▶ **YOUR INSTRUCTIONS**
Only a number is wanted. Count the lines holding the string "南昌大学第一附属医院".

▶ **THE INPUT**
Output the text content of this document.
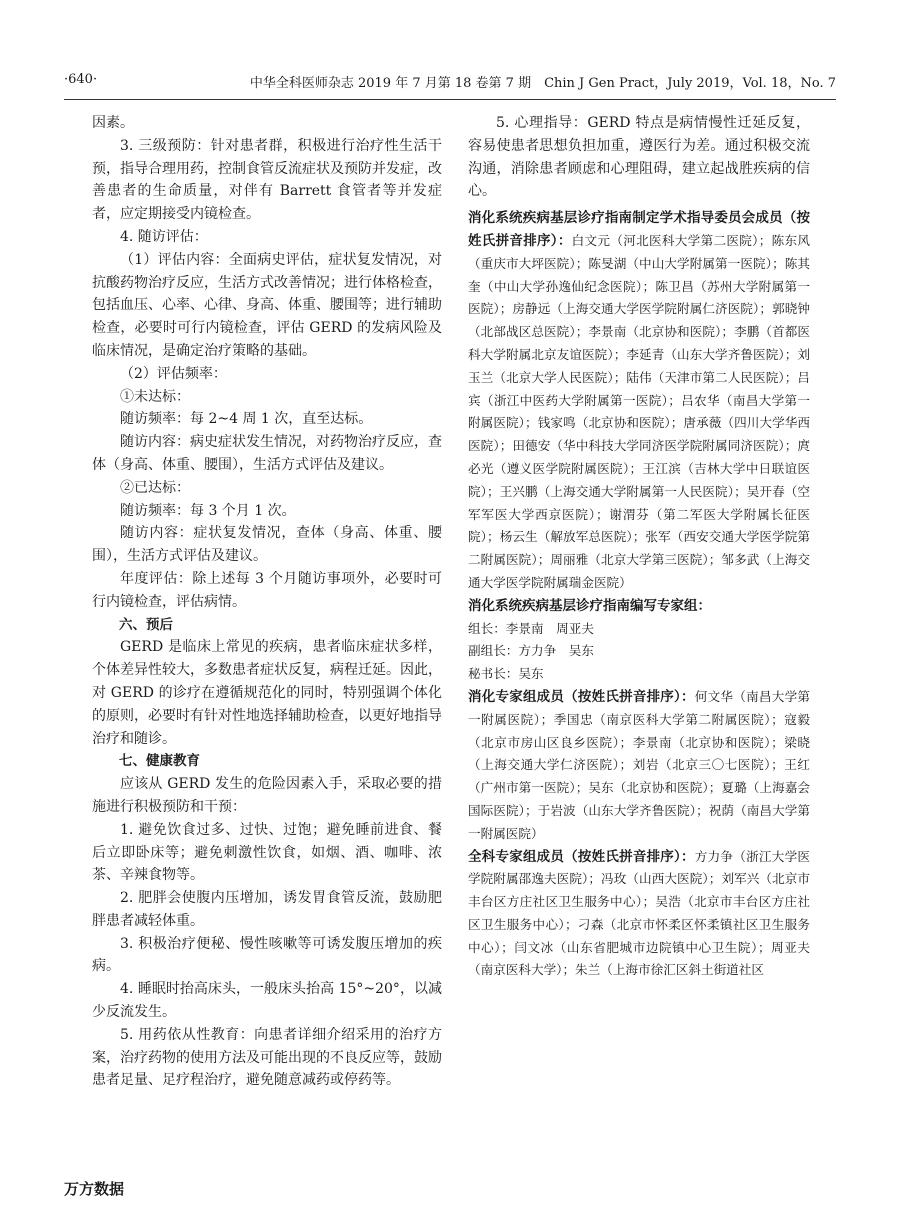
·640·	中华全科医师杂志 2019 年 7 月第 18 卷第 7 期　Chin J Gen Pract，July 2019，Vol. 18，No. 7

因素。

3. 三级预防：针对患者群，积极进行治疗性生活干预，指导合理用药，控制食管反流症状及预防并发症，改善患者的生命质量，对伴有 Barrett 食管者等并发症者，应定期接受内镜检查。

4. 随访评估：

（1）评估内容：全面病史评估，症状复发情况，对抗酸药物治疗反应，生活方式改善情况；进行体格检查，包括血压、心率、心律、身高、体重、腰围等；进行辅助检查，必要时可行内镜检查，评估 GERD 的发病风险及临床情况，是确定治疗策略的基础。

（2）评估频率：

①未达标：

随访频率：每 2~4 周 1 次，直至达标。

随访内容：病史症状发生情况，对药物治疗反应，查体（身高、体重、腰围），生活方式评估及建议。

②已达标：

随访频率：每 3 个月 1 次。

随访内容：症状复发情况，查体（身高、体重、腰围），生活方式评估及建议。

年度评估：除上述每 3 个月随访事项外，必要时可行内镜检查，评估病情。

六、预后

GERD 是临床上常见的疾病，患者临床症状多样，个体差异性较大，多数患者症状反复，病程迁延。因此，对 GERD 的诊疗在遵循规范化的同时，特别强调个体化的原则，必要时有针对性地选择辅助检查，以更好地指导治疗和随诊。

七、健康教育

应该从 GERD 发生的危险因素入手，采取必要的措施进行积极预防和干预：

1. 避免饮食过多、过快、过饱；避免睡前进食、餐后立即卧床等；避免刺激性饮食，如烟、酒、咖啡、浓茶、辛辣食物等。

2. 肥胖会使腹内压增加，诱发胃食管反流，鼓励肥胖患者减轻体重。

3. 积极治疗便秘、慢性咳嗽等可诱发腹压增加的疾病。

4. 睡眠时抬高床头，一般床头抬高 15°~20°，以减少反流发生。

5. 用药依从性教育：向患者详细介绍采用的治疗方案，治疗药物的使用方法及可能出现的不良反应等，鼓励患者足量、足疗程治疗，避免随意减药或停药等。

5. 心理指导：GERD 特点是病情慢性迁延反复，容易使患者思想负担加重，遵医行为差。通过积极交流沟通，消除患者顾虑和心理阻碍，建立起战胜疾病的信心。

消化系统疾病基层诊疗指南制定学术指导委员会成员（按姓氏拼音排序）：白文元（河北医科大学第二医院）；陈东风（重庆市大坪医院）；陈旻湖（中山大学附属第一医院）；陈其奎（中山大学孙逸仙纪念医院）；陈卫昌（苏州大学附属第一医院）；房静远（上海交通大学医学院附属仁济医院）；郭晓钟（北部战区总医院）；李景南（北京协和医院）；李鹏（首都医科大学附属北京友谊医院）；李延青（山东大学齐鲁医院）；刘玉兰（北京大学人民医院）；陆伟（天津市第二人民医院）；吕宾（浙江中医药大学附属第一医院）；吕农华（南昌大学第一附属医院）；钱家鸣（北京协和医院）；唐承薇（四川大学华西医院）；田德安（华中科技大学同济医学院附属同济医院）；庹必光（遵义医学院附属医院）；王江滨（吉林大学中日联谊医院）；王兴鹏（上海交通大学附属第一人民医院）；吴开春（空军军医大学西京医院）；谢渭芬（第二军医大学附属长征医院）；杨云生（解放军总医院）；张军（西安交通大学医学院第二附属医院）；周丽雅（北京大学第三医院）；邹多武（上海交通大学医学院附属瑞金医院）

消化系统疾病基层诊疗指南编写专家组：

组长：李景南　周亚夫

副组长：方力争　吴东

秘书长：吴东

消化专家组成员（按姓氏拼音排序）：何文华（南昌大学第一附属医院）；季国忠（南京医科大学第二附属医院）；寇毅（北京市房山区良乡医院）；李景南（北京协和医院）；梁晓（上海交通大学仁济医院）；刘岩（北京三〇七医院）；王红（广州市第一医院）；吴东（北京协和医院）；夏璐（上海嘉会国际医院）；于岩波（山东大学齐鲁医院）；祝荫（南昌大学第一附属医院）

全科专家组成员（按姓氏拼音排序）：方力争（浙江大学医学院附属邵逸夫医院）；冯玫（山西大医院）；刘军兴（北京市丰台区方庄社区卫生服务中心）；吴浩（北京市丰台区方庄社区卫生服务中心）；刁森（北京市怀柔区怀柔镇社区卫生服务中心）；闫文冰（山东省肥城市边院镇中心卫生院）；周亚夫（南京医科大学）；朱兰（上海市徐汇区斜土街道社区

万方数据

▶ **IN RESPONSE**
2